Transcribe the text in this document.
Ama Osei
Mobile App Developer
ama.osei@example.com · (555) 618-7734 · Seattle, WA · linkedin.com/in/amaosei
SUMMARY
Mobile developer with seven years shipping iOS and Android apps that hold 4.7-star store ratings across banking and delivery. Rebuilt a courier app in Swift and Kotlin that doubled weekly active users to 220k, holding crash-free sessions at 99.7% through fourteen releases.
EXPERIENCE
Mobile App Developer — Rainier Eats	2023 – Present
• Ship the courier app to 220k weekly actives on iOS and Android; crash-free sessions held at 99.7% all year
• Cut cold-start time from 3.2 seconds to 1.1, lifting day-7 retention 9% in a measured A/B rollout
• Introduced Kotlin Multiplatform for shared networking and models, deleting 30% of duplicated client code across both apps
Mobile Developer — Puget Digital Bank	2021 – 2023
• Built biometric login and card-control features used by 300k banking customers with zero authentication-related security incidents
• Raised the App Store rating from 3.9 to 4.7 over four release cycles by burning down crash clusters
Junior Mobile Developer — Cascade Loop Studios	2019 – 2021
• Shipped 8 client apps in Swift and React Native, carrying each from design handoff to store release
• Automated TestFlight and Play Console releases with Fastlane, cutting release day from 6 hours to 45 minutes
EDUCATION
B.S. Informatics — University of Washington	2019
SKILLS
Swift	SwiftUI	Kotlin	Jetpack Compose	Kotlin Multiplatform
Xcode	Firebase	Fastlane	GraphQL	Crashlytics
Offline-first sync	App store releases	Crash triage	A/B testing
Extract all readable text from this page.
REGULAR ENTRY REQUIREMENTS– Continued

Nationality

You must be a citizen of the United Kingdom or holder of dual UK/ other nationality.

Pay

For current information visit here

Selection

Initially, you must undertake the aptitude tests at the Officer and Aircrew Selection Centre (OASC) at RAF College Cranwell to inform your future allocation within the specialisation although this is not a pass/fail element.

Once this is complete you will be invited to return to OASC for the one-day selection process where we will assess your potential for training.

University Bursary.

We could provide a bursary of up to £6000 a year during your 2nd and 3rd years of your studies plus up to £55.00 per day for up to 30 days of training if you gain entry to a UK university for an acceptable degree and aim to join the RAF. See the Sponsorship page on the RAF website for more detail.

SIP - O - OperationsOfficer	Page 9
++++++++
• [Task requirements]:
Please output the entries above, every line exactly as it reads.

• [Exercise output]:
Transcribe the text in this document.
Ama Osei
Mobile App Developer
ama.osei@example.com · (555) 618-7734 · Seattle, WA · linkedin.com/in/amaosei
SUMMARY
Mobile developer with seven years shipping iOS and Android apps that hold 4.7-star store ratings across banking and delivery. Rebuilt a courier app in Swift and Kotlin that doubled weekly active users to 220k, holding crash-free sessions at 99.7% through fourteen releases.
EXPERIENCE
Mobile App Developer — Rainier Eats	2023 – Present
• Ship the courier app to 220k weekly actives on iOS and Android; crash-free sessions held at 99.7% all year
• Cut cold-start time from 3.2 seconds to 1.1, lifting day-7 retention 9% in a measured A/B rollout
• Introduced Kotlin Multiplatform for shared networking and models, deleting 30% of duplicated client code across both apps
Mobile Developer — Puget Digital Bank	2021 – 2023
• Built biometric login and card-control features used by 300k banking customers with zero authentication-related security incidents
• Raised the App Store rating from 3.9 to 4.7 over four release cycles by burning down crash clusters
Junior Mobile Developer — Cascade Loop Studios	2019 – 2021
• Shipped 8 client apps in Swift and React Native, carrying each from design handoff to store release
• Automated TestFlight and Play Console releases with Fastlane, cutting release day from 6 hours to 45 minutes
EDUCATION
B.S. Informatics — University of Washington	2019
SKILLS
Swift	SwiftUI	Kotlin	Jetpack Compose	Kotlin Multiplatform
Xcode	Firebase	Fastlane	GraphQL	Crashlytics
Offline-first sync	App store releases	Crash triage	A/B testing
Extract all readable text from this page.
REGULAR ENTRY REQUIREMENTS– Continued

Nationality

You must be a citizen of the United Kingdom or holder of dual UK/ other nationality.

Pay

For current information visit here

Selection

Initially, you must undertake the aptitude tests at the Officer and Aircrew Selection Centre (OASC) at RAF College Cranwell to inform your future allocation within the specialisation although this is not a pass/fail element.

Once this is complete you will be invited to return to OASC for the one-day selection process where we will assess your potential for training.

University Bursary.

We could provide a bursary of up to £6000 a year during your 2nd and 3rd years of your studies plus up to £55.00 per day for up to 30 days of training if you gain entry to a UK university for an acceptable degree and aim to join the RAF. See the Sponsorship page on the RAF website for more detail.

SIP - O - OperationsOfficer	Page 9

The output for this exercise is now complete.